— Given entries —
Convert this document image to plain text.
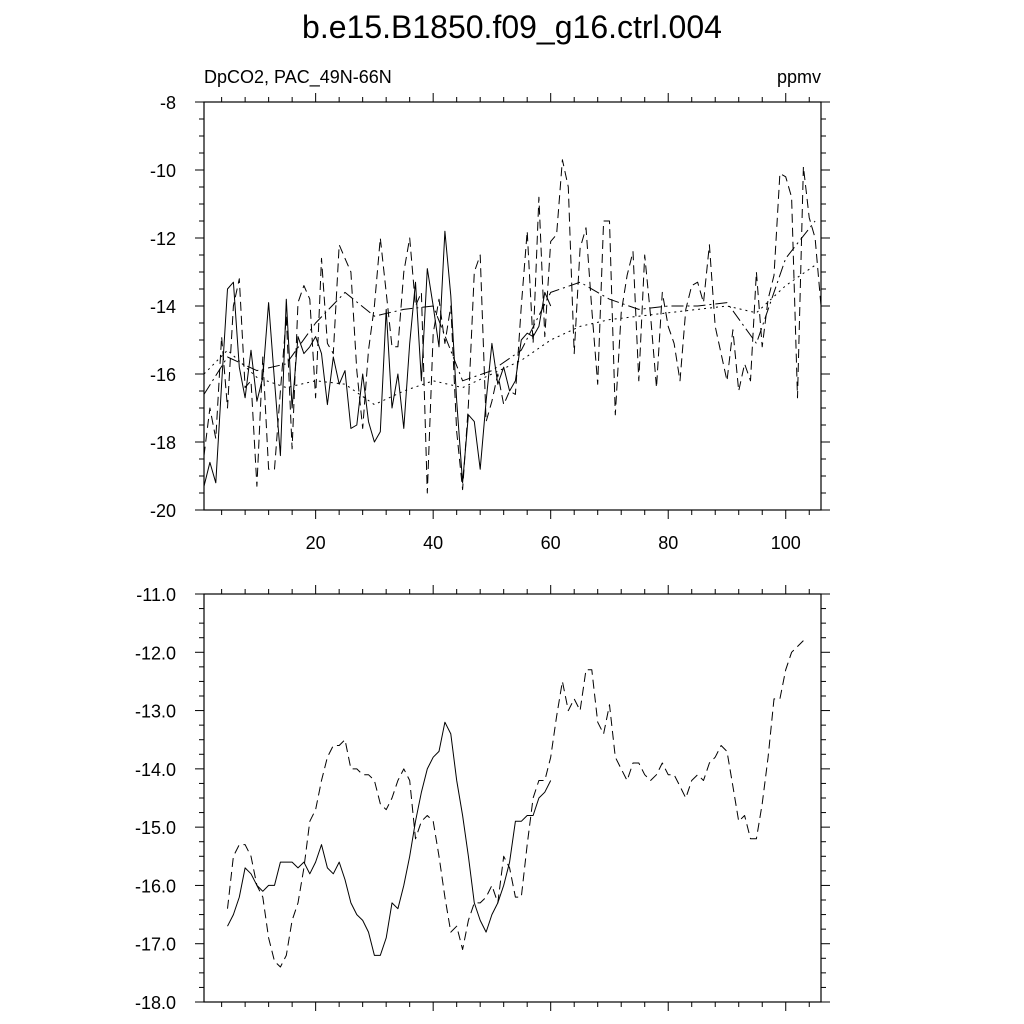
b.e15.B1850.f09_g16.ctrl.004
DpCO2, PAC_49N-66N	ppmv
20	40	60	80	100
-20
-18
-16
-14
-12
-10
-8
-18.0
-17.0
-16.0
-15.0
-14.0
-13.0
-12.0
-11.0
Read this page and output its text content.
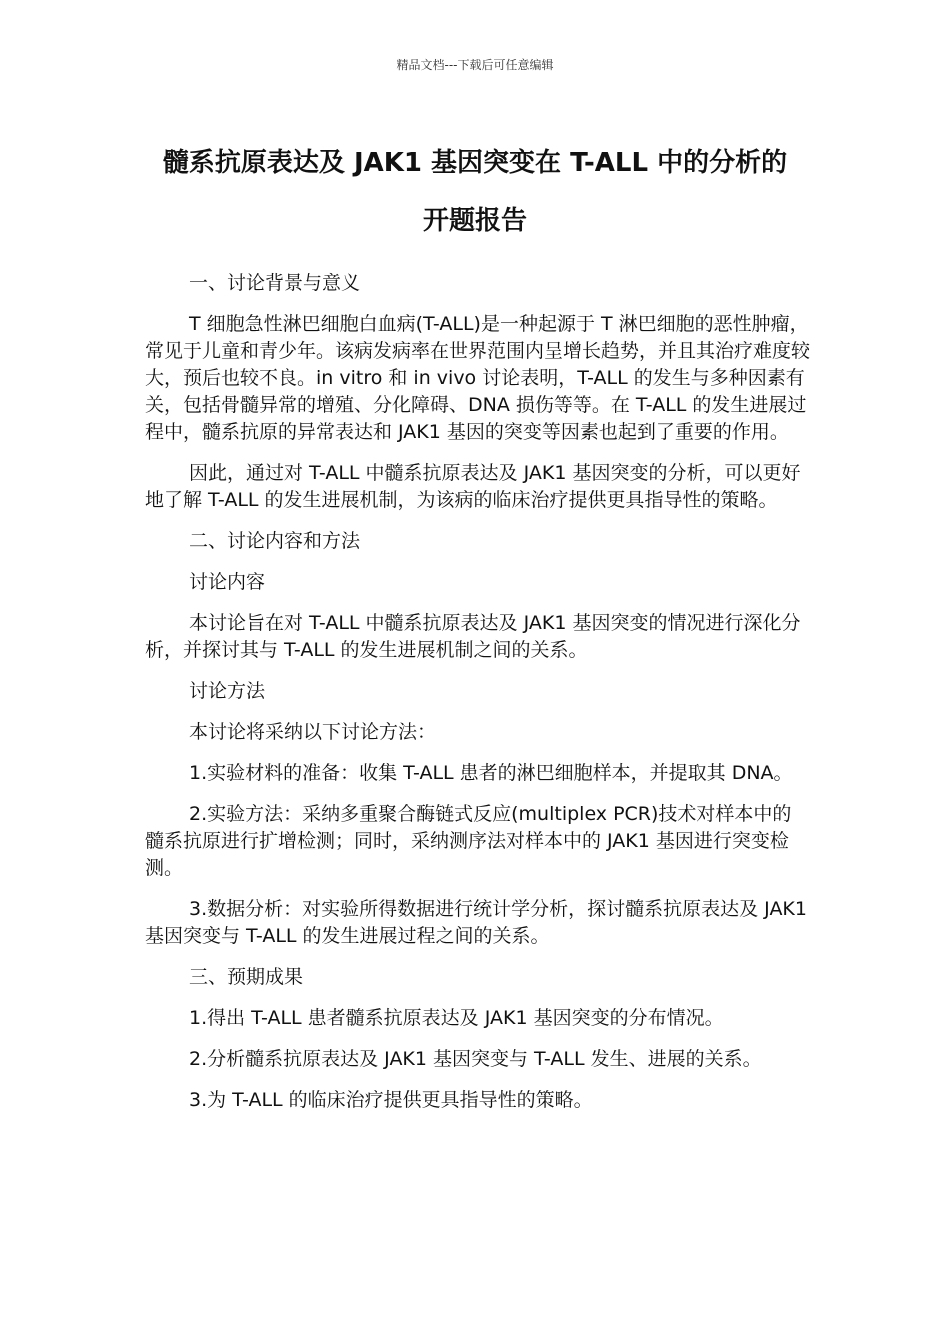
精品文档---下载后可任意编辑
髓系抗原表达及 JAK1 基因突变在 T-ALL 中的分析的
开题报告

一、讨论背景与意义

T 细胞急性淋巴细胞白血病(T-ALL)是一种起源于 T 淋巴细胞的恶性肿瘤，常见于儿童和青少年。该病发病率在世界范围内呈增长趋势，并且其治疗难度较大，预后也较不良。in vitro 和 in vivo 讨论表明，T-ALL 的发生与多种因素有关，包括骨髓异常的增殖、分化障碍、DNA 损伤等等。在 T-ALL 的发生进展过程中，髓系抗原的异常表达和 JAK1 基因的突变等因素也起到了重要的作用。

因此，通过对 T-ALL 中髓系抗原表达及 JAK1 基因突变的分析，可以更好地了解 T-ALL 的发生进展机制，为该病的临床治疗提供更具指导性的策略。

二、讨论内容和方法

讨论内容

本讨论旨在对 T-ALL 中髓系抗原表达及 JAK1 基因突变的情况进行深化分析，并探讨其与 T-ALL 的发生进展机制之间的关系。

讨论方法

本讨论将采纳以下讨论方法：

1.实验材料的准备：收集 T-ALL 患者的淋巴细胞样本，并提取其 DNA。

2.实验方法：采纳多重聚合酶链式反应(multiplex PCR)技术对样本中的髓系抗原进行扩增检测；同时，采纳测序法对样本中的 JAK1 基因进行突变检测。

3.数据分析：对实验所得数据进行统计学分析，探讨髓系抗原表达及 JAK1 基因突变与 T-ALL 的发生进展过程之间的关系。

三、预期成果

1.得出 T-ALL 患者髓系抗原表达及 JAK1 基因突变的分布情况。

2.分析髓系抗原表达及 JAK1 基因突变与 T-ALL 发生、进展的关系。

3.为 T-ALL 的临床治疗提供更具指导性的策略。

— What to work on —
Repeat the material above verbatim. Leave the pictures behind.

— Answer to the problem —
Convert this document image to plain text.
b.e15.B1850.f09_g16.ctrl.004
DpCO2, PAC_49N-66N	ppmv
20	40	60	80	100
-20
-18
-16
-14
-12
-10
-8
-18.0
-17.0
-16.0
-15.0
-14.0
-13.0
-12.0
-11.0
Read this page and output its text content.
精品文档---下载后可任意编辑
髓系抗原表达及 JAK1 基因突变在 T-ALL 中的分析的
开题报告

一、讨论背景与意义

T 细胞急性淋巴细胞白血病(T-ALL)是一种起源于 T 淋巴细胞的恶性肿瘤，常见于儿童和青少年。该病发病率在世界范围内呈增长趋势，并且其治疗难度较大，预后也较不良。in vitro 和 in vivo 讨论表明，T-ALL 的发生与多种因素有关，包括骨髓异常的增殖、分化障碍、DNA 损伤等等。在 T-ALL 的发生进展过程中，髓系抗原的异常表达和 JAK1 基因的突变等因素也起到了重要的作用。

因此，通过对 T-ALL 中髓系抗原表达及 JAK1 基因突变的分析，可以更好地了解 T-ALL 的发生进展机制，为该病的临床治疗提供更具指导性的策略。

二、讨论内容和方法

讨论内容

本讨论旨在对 T-ALL 中髓系抗原表达及 JAK1 基因突变的情况进行深化分析，并探讨其与 T-ALL 的发生进展机制之间的关系。

讨论方法

本讨论将采纳以下讨论方法：

1.实验材料的准备：收集 T-ALL 患者的淋巴细胞样本，并提取其 DNA。

2.实验方法：采纳多重聚合酶链式反应(multiplex PCR)技术对样本中的髓系抗原进行扩增检测；同时，采纳测序法对样本中的 JAK1 基因进行突变检测。

3.数据分析：对实验所得数据进行统计学分析，探讨髓系抗原表达及 JAK1 基因突变与 T-ALL 的发生进展过程之间的关系。

三、预期成果

1.得出 T-ALL 患者髓系抗原表达及 JAK1 基因突变的分布情况。

2.分析髓系抗原表达及 JAK1 基因突变与 T-ALL 发生、进展的关系。

3.为 T-ALL 的临床治疗提供更具指导性的策略。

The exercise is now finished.